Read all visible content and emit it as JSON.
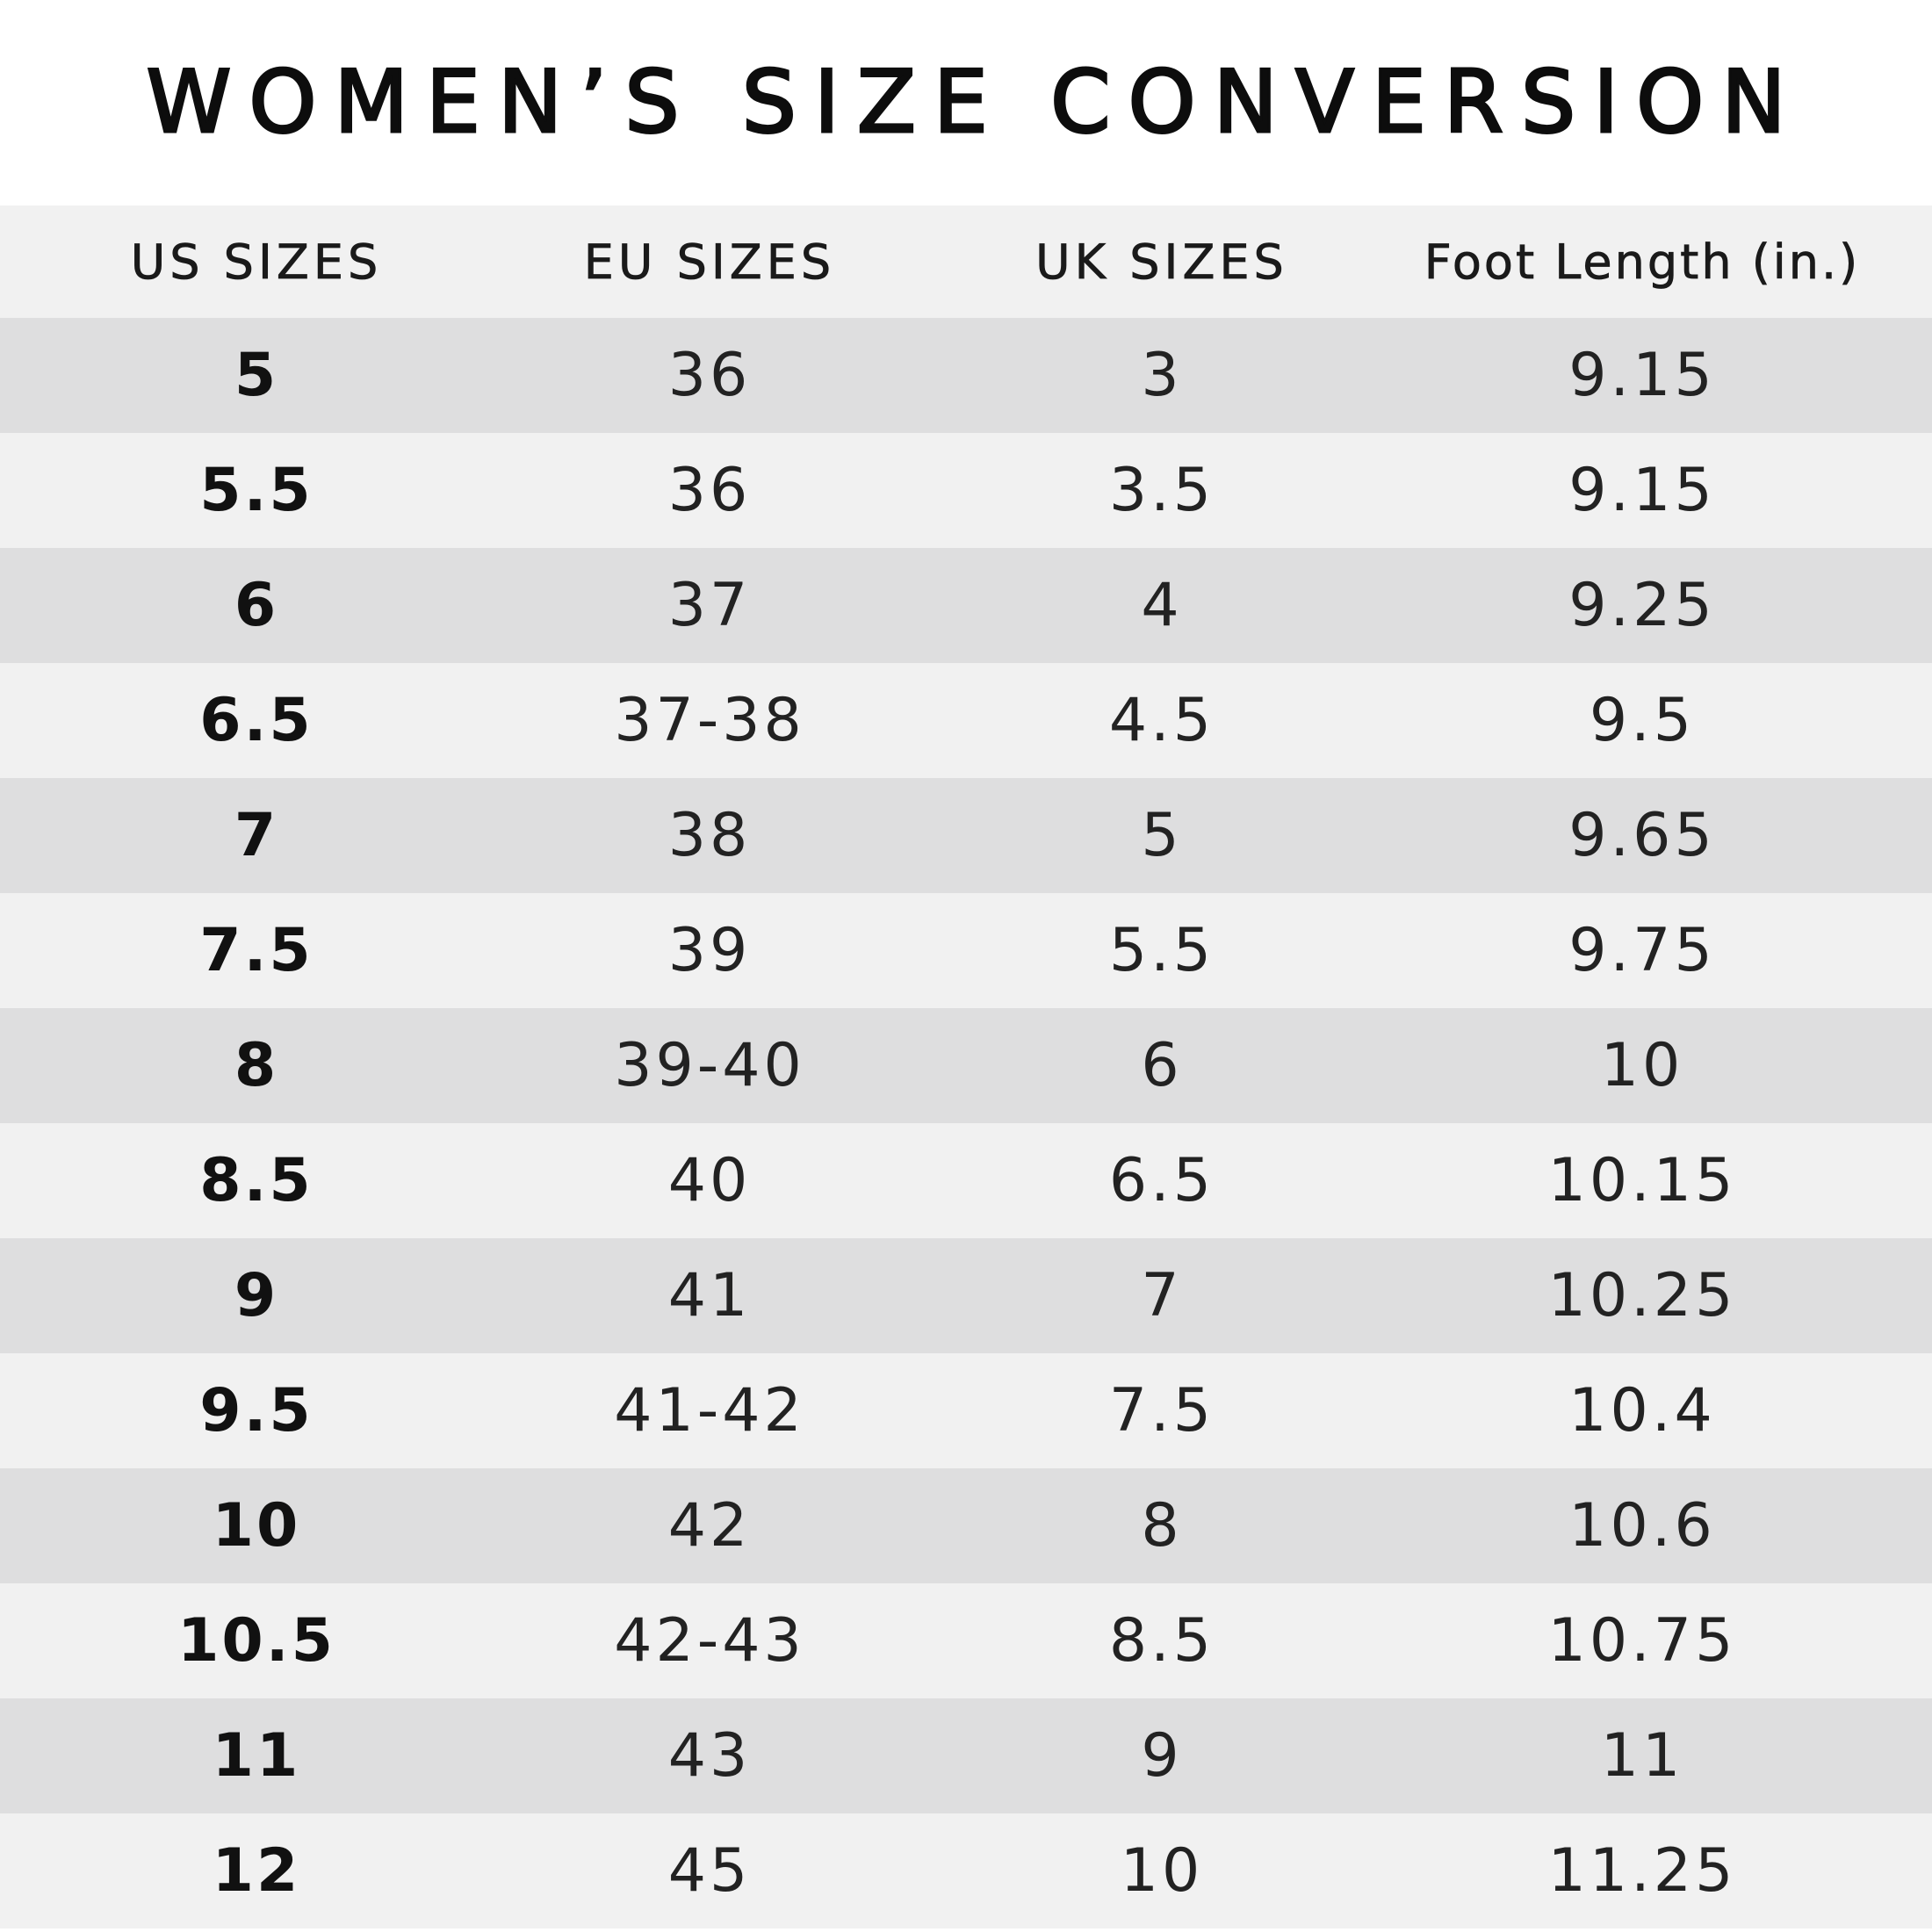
{
  "title": "WOMEN’S SIZE CONVERSION",
  "headers": [
    "US SIZES",
    "EU SIZES",
    "UK SIZES",
    "Foot Length (in.)"
  ],
  "rows": [
    {
      "us": "5",
      "eu": "36",
      "uk": "3",
      "foot": "9.15"
    },
    {
      "us": "5.5",
      "eu": "36",
      "uk": "3.5",
      "foot": "9.15"
    },
    {
      "us": "6",
      "eu": "37",
      "uk": "4",
      "foot": "9.25"
    },
    {
      "us": "6.5",
      "eu": "37-38",
      "uk": "4.5",
      "foot": "9.5"
    },
    {
      "us": "7",
      "eu": "38",
      "uk": "5",
      "foot": "9.65"
    },
    {
      "us": "7.5",
      "eu": "39",
      "uk": "5.5",
      "foot": "9.75"
    },
    {
      "us": "8",
      "eu": "39-40",
      "uk": "6",
      "foot": "10"
    },
    {
      "us": "8.5",
      "eu": "40",
      "uk": "6.5",
      "foot": "10.15"
    },
    {
      "us": "9",
      "eu": "41",
      "uk": "7",
      "foot": "10.25"
    },
    {
      "us": "9.5",
      "eu": "41-42",
      "uk": "7.5",
      "foot": "10.4"
    },
    {
      "us": "10",
      "eu": "42",
      "uk": "8",
      "foot": "10.6"
    },
    {
      "us": "10.5",
      "eu": "42-43",
      "uk": "8.5",
      "foot": "10.75"
    },
    {
      "us": "11",
      "eu": "43",
      "uk": "9",
      "foot": "11"
    },
    {
      "us": "12",
      "eu": "45",
      "uk": "10",
      "foot": "11.25"
    }
  ],
  "colors": {
    "background": "#ffffff",
    "stripe_dark": "#dededf",
    "stripe_light": "#f1f1f1",
    "text": "#111111"
  }
}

** Short problem **
Output all of the entries verbatim, leaving out any images.

** Worked solution **
Read all visible content and emit it as JSON.
{
  "title": "WOMEN’S SIZE CONVERSION",
  "headers": [
    "US SIZES",
    "EU SIZES",
    "UK SIZES",
    "Foot Length (in.)"
  ],
  "rows": [
    {
      "us": "5",
      "eu": "36",
      "uk": "3",
      "foot": "9.15"
    },
    {
      "us": "5.5",
      "eu": "36",
      "uk": "3.5",
      "foot": "9.15"
    },
    {
      "us": "6",
      "eu": "37",
      "uk": "4",
      "foot": "9.25"
    },
    {
      "us": "6.5",
      "eu": "37-38",
      "uk": "4.5",
      "foot": "9.5"
    },
    {
      "us": "7",
      "eu": "38",
      "uk": "5",
      "foot": "9.65"
    },
    {
      "us": "7.5",
      "eu": "39",
      "uk": "5.5",
      "foot": "9.75"
    },
    {
      "us": "8",
      "eu": "39-40",
      "uk": "6",
      "foot": "10"
    },
    {
      "us": "8.5",
      "eu": "40",
      "uk": "6.5",
      "foot": "10.15"
    },
    {
      "us": "9",
      "eu": "41",
      "uk": "7",
      "foot": "10.25"
    },
    {
      "us": "9.5",
      "eu": "41-42",
      "uk": "7.5",
      "foot": "10.4"
    },
    {
      "us": "10",
      "eu": "42",
      "uk": "8",
      "foot": "10.6"
    },
    {
      "us": "10.5",
      "eu": "42-43",
      "uk": "8.5",
      "foot": "10.75"
    },
    {
      "us": "11",
      "eu": "43",
      "uk": "9",
      "foot": "11"
    },
    {
      "us": "12",
      "eu": "45",
      "uk": "10",
      "foot": "11.25"
    }
  ],
  "colors": {
    "background": "#ffffff",
    "stripe_dark": "#dededf",
    "stripe_light": "#f1f1f1",
    "text": "#111111"
  }
}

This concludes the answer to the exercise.